### DATA ENTRIES
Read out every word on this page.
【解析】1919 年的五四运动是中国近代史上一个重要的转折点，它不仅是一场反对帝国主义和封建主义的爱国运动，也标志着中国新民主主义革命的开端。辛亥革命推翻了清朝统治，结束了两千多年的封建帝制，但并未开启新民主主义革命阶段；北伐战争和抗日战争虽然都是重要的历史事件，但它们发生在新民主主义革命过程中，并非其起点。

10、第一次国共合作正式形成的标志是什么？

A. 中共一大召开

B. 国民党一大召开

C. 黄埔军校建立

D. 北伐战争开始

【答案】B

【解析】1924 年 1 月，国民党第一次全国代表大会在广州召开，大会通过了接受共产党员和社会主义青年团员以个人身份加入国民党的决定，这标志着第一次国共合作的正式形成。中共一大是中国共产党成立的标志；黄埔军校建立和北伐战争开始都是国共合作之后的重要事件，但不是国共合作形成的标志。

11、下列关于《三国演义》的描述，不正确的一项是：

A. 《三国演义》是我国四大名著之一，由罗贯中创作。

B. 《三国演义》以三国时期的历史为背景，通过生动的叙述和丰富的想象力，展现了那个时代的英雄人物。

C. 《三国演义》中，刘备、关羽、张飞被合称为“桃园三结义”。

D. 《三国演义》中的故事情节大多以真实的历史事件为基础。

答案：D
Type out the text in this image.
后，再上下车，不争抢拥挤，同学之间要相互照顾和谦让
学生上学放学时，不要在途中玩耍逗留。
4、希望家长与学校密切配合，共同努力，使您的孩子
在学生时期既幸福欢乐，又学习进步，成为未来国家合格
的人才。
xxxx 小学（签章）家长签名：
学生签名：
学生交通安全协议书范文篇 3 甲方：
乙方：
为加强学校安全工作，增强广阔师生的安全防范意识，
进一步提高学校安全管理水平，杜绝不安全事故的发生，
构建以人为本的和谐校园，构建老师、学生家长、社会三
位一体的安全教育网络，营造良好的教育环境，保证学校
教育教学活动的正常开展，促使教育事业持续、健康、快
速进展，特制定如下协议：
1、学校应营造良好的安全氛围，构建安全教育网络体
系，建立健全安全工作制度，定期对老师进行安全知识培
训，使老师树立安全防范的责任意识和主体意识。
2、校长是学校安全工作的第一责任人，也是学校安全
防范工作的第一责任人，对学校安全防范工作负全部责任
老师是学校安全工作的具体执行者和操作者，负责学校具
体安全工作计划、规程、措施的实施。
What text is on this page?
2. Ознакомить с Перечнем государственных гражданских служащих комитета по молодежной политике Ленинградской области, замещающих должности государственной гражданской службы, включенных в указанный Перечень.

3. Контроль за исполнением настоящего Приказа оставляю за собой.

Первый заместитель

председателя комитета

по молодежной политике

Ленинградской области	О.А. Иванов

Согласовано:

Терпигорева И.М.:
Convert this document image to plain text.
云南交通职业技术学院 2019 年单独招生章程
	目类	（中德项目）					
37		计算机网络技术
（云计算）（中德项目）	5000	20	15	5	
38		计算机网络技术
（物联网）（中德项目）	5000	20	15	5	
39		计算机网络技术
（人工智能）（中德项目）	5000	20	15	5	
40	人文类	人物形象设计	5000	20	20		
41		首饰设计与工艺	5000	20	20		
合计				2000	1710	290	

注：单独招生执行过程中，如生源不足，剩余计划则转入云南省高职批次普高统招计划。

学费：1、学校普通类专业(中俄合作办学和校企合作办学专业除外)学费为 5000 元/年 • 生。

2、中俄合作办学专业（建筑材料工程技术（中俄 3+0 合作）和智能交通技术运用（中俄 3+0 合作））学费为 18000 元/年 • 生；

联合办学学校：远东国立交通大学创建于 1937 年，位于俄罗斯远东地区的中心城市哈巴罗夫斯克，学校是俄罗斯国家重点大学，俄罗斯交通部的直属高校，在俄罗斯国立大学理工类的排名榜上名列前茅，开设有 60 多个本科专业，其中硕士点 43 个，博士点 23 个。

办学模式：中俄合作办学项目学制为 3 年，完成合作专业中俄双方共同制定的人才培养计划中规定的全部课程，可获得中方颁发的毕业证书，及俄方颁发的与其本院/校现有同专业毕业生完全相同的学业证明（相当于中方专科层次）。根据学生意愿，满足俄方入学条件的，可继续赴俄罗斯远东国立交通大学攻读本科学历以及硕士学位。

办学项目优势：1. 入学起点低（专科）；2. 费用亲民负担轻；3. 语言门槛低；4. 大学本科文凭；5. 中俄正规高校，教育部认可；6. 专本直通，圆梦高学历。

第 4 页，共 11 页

### GIVEN REQUEST
Take every line above carrying "области" and return it.

### THE SOLUTION
2. Ознакомить с Перечнем государственных гражданских служащих комитета по молодежной политике Ленинградской области, замещающих должности государственной гражданской службы, включенных в указанный Перечень.
Ленинградской области	О.А. Иванов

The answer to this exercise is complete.